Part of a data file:
┄┄┄┄┄┄┄┄┄┄┄┄┄┄┄┄┄┄┄┄

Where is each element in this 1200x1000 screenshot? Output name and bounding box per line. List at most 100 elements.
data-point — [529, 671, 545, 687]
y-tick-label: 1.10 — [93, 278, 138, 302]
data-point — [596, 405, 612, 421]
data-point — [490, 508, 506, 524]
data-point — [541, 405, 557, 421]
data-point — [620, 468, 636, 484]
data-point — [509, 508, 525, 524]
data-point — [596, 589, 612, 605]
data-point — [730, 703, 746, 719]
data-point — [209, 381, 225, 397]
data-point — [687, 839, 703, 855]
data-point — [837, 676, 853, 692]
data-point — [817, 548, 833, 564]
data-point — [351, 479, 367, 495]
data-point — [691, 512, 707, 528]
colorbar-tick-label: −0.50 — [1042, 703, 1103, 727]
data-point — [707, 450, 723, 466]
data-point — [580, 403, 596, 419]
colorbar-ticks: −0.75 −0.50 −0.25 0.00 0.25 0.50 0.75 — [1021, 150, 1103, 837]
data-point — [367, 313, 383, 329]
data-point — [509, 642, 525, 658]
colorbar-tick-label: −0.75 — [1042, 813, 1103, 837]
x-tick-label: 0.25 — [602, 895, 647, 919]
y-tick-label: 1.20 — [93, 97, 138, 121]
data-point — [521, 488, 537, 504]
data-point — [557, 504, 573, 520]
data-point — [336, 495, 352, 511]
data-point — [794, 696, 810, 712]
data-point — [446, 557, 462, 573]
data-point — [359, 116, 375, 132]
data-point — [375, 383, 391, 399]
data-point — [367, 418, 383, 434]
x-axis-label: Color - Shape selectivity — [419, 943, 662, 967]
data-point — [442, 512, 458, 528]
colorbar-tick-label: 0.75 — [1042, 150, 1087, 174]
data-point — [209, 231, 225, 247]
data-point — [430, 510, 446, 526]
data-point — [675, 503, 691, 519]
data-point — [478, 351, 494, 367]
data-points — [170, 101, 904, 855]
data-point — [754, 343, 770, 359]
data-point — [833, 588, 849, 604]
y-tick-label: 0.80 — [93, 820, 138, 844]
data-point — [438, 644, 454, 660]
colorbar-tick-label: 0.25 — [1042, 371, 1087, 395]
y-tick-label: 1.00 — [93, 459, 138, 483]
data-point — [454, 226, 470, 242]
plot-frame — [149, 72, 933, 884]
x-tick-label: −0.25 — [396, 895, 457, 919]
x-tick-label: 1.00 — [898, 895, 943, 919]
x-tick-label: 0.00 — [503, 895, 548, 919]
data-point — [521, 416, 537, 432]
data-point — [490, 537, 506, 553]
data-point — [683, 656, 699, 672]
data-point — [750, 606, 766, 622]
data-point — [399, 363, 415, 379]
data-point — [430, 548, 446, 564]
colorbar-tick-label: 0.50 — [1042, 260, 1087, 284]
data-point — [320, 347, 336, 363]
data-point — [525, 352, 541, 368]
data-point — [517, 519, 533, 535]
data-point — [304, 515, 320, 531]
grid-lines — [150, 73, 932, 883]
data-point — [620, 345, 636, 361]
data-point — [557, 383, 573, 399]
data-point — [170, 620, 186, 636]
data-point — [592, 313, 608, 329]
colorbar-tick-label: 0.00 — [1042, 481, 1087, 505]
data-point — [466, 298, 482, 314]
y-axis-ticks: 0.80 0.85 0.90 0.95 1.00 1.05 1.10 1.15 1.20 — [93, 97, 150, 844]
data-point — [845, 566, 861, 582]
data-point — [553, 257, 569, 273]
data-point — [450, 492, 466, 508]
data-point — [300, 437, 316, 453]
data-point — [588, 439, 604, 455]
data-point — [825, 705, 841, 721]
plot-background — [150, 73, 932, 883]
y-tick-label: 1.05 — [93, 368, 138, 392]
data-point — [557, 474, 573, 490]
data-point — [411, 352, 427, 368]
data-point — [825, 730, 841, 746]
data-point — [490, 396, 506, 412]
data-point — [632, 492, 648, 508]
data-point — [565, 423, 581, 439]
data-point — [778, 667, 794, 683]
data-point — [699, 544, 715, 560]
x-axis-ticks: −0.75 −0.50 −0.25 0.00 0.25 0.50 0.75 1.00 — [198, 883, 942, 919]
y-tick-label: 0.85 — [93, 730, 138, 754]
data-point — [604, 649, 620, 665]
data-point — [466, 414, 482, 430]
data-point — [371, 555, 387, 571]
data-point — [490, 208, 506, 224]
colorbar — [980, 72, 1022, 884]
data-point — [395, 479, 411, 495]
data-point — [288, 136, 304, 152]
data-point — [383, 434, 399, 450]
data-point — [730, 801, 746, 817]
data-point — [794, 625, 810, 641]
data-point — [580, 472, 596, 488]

┄┄┄┄┄┄┄┄┄┄┄┄┄┄┄┄┄┄┄┄

PROBLEM DESCRIPTION:
Please quote every line of the data above word for word, leaving nothing out and changing nothing.

ANSWER TO THE EXERCISE:
Where is each element in this 1200x1000 screenshot? Output name and bounding box per line. List at most 100 elements.
data-point — [529, 671, 545, 687]
y-tick-label: 1.10 — [93, 278, 138, 302]
data-point — [596, 405, 612, 421]
data-point — [490, 508, 506, 524]
data-point — [541, 405, 557, 421]
data-point — [620, 468, 636, 484]
data-point — [509, 508, 525, 524]
data-point — [596, 589, 612, 605]
data-point — [730, 703, 746, 719]
data-point — [209, 381, 225, 397]
data-point — [687, 839, 703, 855]
data-point — [837, 676, 853, 692]
data-point — [817, 548, 833, 564]
data-point — [351, 479, 367, 495]
data-point — [691, 512, 707, 528]
colorbar-tick-label: −0.50 — [1042, 703, 1103, 727]
data-point — [707, 450, 723, 466]
data-point — [580, 403, 596, 419]
colorbar-ticks: −0.75 −0.50 −0.25 0.00 0.25 0.50 0.75 — [1021, 150, 1103, 837]
data-point — [367, 313, 383, 329]
data-point — [509, 642, 525, 658]
colorbar-tick-label: −0.75 — [1042, 813, 1103, 837]
x-tick-label: 0.25 — [602, 895, 647, 919]
y-tick-label: 1.20 — [93, 97, 138, 121]
data-point — [521, 488, 537, 504]
data-point — [557, 504, 573, 520]
data-point — [336, 495, 352, 511]
data-point — [794, 696, 810, 712]
data-point — [446, 557, 462, 573]
data-point — [359, 116, 375, 132]
data-point — [375, 383, 391, 399]
data-point — [367, 418, 383, 434]
x-axis-label: Color - Shape selectivity — [419, 943, 662, 967]
data-point — [442, 512, 458, 528]
colorbar-tick-label: 0.75 — [1042, 150, 1087, 174]
data-point — [209, 231, 225, 247]
data-point — [430, 510, 446, 526]
data-point — [675, 503, 691, 519]
data-point — [478, 351, 494, 367]
data-points — [170, 101, 904, 855]
data-point — [754, 343, 770, 359]
data-point — [833, 588, 849, 604]
y-tick-label: 0.80 — [93, 820, 138, 844]
data-point — [438, 644, 454, 660]
colorbar-tick-label: 0.25 — [1042, 371, 1087, 395]
y-tick-label: 1.00 — [93, 459, 138, 483]
data-point — [454, 226, 470, 242]
plot-frame — [149, 72, 933, 884]
x-tick-label: −0.25 — [396, 895, 457, 919]
x-tick-label: 1.00 — [898, 895, 943, 919]
x-tick-label: 0.00 — [503, 895, 548, 919]
data-point — [521, 416, 537, 432]
data-point — [490, 537, 506, 553]
data-point — [683, 656, 699, 672]
data-point — [750, 606, 766, 622]
data-point — [399, 363, 415, 379]
data-point — [430, 548, 446, 564]
colorbar-tick-label: 0.50 — [1042, 260, 1087, 284]
data-point — [320, 347, 336, 363]
data-point — [525, 352, 541, 368]
data-point — [517, 519, 533, 535]
data-point — [304, 515, 320, 531]
grid-lines — [150, 73, 932, 883]
data-point — [620, 345, 636, 361]
data-point — [557, 383, 573, 399]
data-point — [170, 620, 186, 636]
data-point — [592, 313, 608, 329]
colorbar-tick-label: 0.00 — [1042, 481, 1087, 505]
data-point — [466, 298, 482, 314]
y-axis-ticks: 0.80 0.85 0.90 0.95 1.00 1.05 1.10 1.15 1.20 — [93, 97, 150, 844]
data-point — [845, 566, 861, 582]
data-point — [553, 257, 569, 273]
data-point — [450, 492, 466, 508]
data-point — [300, 437, 316, 453]
data-point — [588, 439, 604, 455]
data-point — [825, 705, 841, 721]
plot-background — [150, 73, 932, 883]
y-tick-label: 1.05 — [93, 368, 138, 392]
data-point — [557, 474, 573, 490]
data-point — [411, 352, 427, 368]
data-point — [825, 730, 841, 746]
data-point — [490, 396, 506, 412]
data-point — [632, 492, 648, 508]
data-point — [565, 423, 581, 439]
data-point — [778, 667, 794, 683]
data-point — [699, 544, 715, 560]
x-axis-ticks: −0.75 −0.50 −0.25 0.00 0.25 0.50 0.75 1.00 — [198, 883, 942, 919]
y-tick-label: 0.85 — [93, 730, 138, 754]
data-point — [604, 649, 620, 665]
data-point — [466, 414, 482, 430]
data-point — [371, 555, 387, 571]
data-point — [490, 208, 506, 224]
colorbar — [980, 72, 1022, 884]
data-point — [395, 479, 411, 495]
data-point — [288, 136, 304, 152]
data-point — [383, 434, 399, 450]
data-point — [730, 801, 746, 817]
data-point — [794, 625, 810, 641]
data-point — [580, 472, 596, 488]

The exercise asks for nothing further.